● PROMPT: Return each line of the data below exactly, omitting any pictures.

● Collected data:
╭──

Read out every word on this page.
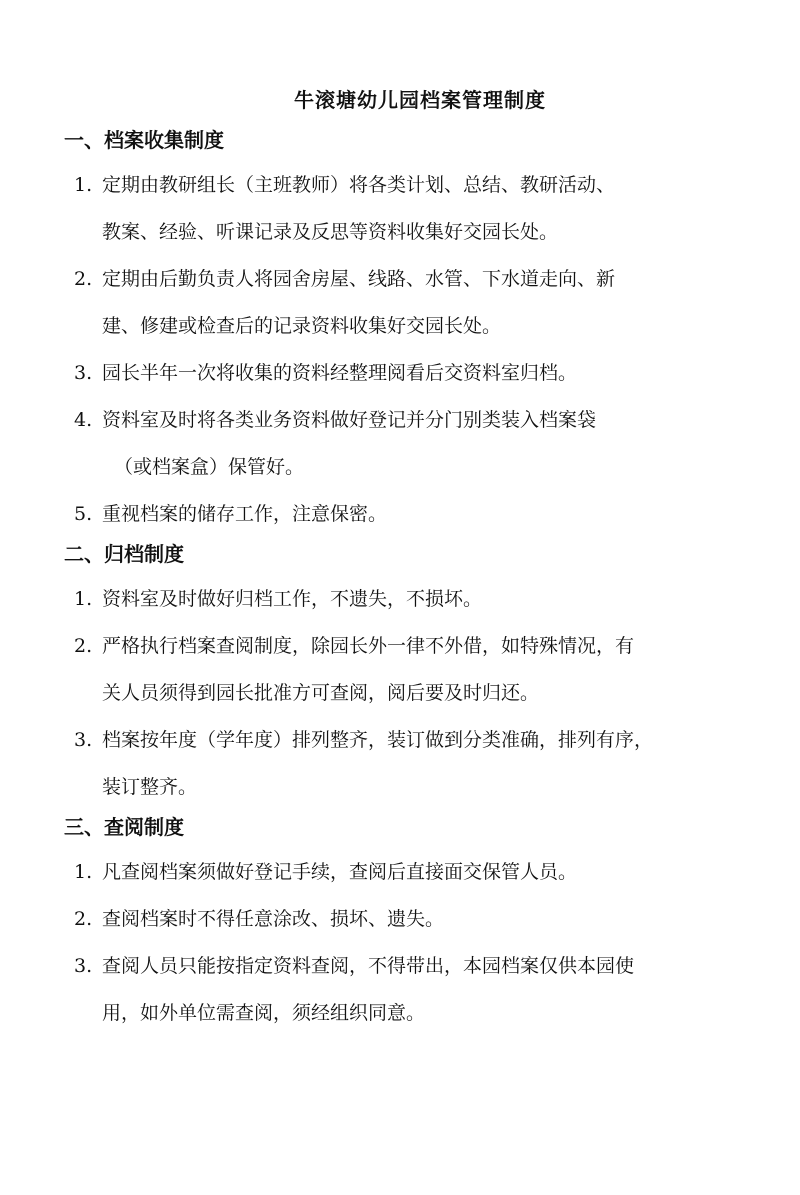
牛滚塘幼儿园档案管理制度
一、档案收集制度
1. 定期由教研组长（主班教师）将各类计划、总结、教研活动、
教案、经验、听课记录及反思等资料收集好交园长处。
2. 定期由后勤负责人将园舍房屋、线路、水管、下水道走向、新
建、修建或检查后的记录资料收集好交园长处。
3. 园长半年一次将收集的资料经整理阅看后交资料室归档。
4. 资料室及时将各类业务资料做好登记并分门别类装入档案袋
（或档案盒）保管好。
5. 重视档案的储存工作，注意保密。
二、归档制度
1. 资料室及时做好归档工作，不遗失，不损坏。
2. 严格执行档案查阅制度，除园长外一律不外借，如特殊情况，有
关人员须得到园长批准方可查阅，阅后要及时归还。
3. 档案按年度（学年度）排列整齐，装订做到分类准确，排列有序，
装订整齐。
三、查阅制度
1. 凡查阅档案须做好登记手续，查阅后直接面交保管人员。
2. 查阅档案时不得任意涂改、损坏、遗失。
3. 查阅人员只能按指定资料查阅，不得带出，本园档案仅供本园使
用，如外单位需查阅，须经组织同意。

╰──

● RESULT OF THIS EXERCISE:
Read out every word on this page.
牛滚塘幼儿园档案管理制度
一、档案收集制度
1. 定期由教研组长（主班教师）将各类计划、总结、教研活动、
教案、经验、听课记录及反思等资料收集好交园长处。
2. 定期由后勤负责人将园舍房屋、线路、水管、下水道走向、新
建、修建或检查后的记录资料收集好交园长处。
3. 园长半年一次将收集的资料经整理阅看后交资料室归档。
4. 资料室及时将各类业务资料做好登记并分门别类装入档案袋
（或档案盒）保管好。
5. 重视档案的储存工作，注意保密。
二、归档制度
1. 资料室及时做好归档工作，不遗失，不损坏。
2. 严格执行档案查阅制度，除园长外一律不外借，如特殊情况，有
关人员须得到园长批准方可查阅，阅后要及时归还。
3. 档案按年度（学年度）排列整齐，装订做到分类准确，排列有序，
装订整齐。
三、查阅制度
1. 凡查阅档案须做好登记手续，查阅后直接面交保管人员。
2. 查阅档案时不得任意涂改、损坏、遗失。
3. 查阅人员只能按指定资料查阅，不得带出，本园档案仅供本园使
用，如外单位需查阅，须经组织同意。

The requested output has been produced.